EXERCISE GOAL:
Find the lines of data that contain the string "icon", then list them.

LISTED ENTRIES:

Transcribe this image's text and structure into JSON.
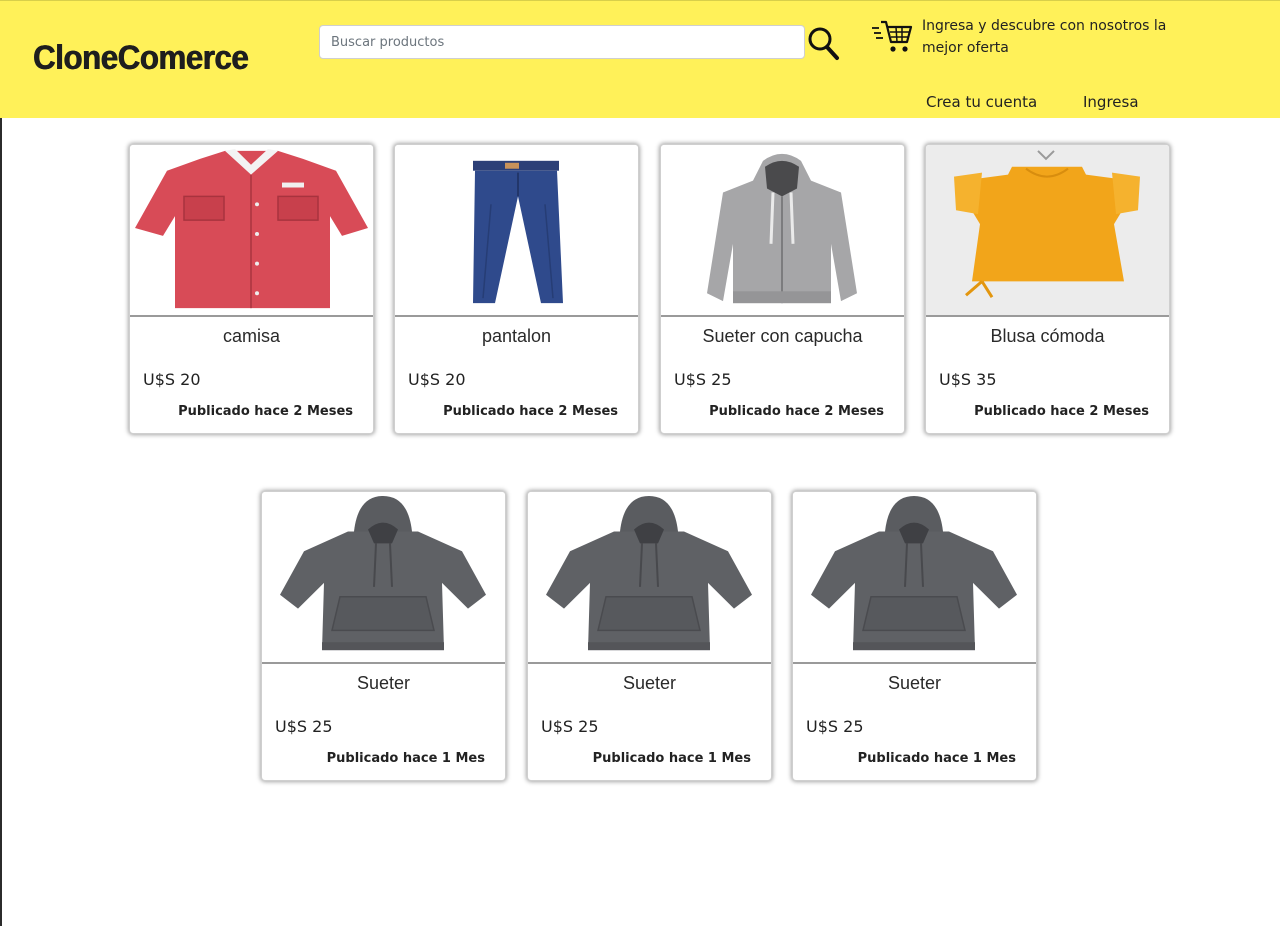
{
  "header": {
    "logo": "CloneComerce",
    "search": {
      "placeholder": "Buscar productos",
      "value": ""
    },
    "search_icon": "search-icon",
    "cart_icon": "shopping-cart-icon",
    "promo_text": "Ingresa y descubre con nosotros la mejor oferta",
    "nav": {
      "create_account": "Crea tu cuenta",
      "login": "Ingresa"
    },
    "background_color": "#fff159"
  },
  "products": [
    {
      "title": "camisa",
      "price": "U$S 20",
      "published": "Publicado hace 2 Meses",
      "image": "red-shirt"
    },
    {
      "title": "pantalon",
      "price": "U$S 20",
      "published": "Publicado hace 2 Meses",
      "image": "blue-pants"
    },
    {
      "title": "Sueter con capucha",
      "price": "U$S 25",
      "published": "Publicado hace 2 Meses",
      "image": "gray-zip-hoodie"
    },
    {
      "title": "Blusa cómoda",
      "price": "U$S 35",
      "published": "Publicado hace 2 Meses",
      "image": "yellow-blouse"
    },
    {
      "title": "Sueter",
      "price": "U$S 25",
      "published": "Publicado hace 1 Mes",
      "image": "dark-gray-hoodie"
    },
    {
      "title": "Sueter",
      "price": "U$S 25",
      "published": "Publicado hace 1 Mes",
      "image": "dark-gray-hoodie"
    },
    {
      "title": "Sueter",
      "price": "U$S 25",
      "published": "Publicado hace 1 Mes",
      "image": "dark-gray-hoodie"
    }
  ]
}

FINAL RESULT:
    "search_icon": "search-icon",
    "cart_icon": "shopping-cart-icon",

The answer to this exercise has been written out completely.